#### [Data shown]
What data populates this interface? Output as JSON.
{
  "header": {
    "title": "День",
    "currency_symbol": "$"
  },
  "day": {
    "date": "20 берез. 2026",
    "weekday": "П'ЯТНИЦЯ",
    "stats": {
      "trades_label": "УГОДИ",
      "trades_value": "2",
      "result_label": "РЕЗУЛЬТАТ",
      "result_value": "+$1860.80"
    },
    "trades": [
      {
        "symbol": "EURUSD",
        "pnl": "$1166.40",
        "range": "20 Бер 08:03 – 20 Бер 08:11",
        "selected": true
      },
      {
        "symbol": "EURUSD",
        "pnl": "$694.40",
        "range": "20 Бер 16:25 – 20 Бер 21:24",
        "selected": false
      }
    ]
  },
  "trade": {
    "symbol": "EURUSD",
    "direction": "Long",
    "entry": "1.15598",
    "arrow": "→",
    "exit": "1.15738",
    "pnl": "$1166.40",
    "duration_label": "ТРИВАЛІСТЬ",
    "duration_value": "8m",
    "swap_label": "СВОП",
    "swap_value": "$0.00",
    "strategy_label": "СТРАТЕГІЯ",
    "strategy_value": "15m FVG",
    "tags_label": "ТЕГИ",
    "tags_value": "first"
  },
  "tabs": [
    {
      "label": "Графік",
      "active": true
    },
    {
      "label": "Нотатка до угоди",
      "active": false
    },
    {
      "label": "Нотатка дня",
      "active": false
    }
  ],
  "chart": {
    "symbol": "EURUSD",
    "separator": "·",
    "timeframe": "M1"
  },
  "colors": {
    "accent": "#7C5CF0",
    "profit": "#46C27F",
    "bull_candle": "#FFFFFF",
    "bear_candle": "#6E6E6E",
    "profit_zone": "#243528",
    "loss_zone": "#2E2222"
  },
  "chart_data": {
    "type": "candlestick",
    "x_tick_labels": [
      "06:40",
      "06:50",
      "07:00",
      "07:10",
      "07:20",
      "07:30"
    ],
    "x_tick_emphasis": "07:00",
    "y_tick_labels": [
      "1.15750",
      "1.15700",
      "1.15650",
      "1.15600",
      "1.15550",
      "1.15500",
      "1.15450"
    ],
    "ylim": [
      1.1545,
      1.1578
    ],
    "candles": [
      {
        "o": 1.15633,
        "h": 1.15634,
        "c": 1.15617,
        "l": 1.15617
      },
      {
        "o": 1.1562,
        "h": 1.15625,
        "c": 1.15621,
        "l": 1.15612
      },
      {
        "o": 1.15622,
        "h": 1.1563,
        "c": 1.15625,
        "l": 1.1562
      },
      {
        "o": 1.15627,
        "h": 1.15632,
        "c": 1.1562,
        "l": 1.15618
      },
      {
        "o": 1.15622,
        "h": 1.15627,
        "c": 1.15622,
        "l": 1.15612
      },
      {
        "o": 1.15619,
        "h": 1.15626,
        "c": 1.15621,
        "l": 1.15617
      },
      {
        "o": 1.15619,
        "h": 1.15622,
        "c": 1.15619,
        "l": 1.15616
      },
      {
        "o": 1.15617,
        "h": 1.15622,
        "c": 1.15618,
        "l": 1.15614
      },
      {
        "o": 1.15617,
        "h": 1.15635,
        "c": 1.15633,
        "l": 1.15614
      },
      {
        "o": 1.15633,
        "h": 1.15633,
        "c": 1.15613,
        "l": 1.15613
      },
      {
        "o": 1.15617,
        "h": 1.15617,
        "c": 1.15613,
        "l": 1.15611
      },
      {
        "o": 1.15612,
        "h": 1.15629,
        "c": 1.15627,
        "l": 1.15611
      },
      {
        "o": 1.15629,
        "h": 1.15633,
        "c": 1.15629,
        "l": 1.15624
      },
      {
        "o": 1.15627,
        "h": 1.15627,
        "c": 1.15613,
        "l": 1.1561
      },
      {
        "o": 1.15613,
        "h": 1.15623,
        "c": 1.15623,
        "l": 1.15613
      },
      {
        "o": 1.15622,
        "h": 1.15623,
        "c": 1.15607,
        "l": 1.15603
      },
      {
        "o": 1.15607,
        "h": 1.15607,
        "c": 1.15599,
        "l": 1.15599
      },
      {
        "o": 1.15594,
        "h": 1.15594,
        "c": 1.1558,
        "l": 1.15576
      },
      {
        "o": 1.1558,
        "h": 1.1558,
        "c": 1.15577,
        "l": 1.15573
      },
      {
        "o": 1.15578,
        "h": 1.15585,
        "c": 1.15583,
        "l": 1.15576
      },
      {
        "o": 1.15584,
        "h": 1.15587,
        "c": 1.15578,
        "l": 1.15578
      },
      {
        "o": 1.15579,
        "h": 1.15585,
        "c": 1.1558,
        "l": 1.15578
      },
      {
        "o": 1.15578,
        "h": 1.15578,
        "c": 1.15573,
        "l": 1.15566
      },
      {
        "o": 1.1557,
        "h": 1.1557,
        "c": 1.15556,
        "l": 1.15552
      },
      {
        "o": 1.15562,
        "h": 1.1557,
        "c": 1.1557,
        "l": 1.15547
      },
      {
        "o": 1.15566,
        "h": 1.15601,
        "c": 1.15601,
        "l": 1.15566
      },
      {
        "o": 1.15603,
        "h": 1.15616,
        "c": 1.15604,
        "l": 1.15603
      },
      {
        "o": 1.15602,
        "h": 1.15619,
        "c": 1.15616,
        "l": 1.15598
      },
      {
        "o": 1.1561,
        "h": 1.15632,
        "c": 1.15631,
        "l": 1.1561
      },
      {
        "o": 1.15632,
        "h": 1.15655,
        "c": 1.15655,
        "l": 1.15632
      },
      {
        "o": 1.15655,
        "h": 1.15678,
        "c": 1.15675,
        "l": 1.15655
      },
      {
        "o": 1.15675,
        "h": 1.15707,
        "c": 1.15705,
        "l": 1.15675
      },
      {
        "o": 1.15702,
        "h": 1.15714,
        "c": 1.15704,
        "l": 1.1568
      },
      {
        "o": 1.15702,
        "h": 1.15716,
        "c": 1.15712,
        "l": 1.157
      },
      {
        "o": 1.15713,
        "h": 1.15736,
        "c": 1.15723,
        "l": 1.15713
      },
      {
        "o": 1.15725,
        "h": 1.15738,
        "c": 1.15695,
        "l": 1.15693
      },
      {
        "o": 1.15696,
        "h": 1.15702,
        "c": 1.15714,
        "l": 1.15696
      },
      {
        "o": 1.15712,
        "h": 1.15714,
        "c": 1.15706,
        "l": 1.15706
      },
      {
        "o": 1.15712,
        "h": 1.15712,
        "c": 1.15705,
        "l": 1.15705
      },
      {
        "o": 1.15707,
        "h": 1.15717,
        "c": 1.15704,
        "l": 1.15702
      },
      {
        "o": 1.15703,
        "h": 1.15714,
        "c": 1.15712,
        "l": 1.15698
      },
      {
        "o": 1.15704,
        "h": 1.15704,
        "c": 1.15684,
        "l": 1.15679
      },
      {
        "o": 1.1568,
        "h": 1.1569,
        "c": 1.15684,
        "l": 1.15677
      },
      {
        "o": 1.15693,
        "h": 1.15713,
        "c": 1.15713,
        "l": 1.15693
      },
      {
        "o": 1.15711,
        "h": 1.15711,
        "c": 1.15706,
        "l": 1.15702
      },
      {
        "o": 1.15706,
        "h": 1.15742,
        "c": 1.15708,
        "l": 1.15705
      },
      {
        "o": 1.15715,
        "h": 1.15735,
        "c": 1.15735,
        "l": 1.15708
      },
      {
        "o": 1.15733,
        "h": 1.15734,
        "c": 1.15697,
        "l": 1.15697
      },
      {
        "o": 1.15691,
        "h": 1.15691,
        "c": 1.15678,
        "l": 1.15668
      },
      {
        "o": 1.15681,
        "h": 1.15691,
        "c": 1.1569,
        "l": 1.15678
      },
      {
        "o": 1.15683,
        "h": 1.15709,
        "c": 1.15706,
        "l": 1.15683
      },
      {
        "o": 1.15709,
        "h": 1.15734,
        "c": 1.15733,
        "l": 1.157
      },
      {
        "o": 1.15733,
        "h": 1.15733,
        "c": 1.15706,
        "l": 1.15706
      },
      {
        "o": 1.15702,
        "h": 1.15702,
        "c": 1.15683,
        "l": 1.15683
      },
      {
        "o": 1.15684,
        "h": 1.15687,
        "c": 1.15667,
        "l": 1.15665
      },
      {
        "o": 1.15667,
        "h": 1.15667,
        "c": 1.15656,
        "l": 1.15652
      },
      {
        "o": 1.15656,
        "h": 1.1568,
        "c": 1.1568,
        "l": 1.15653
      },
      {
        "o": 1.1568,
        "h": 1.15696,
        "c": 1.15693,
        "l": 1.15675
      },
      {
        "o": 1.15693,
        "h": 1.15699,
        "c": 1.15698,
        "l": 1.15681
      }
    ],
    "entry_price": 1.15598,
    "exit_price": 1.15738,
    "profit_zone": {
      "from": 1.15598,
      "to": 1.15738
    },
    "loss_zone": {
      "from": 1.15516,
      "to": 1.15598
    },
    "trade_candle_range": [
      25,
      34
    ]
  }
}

#### [Aim of the exercise]
Reply with nothing but a number: how many lines of the entries above contain the string "Нотатка"?

#### [Reply]
2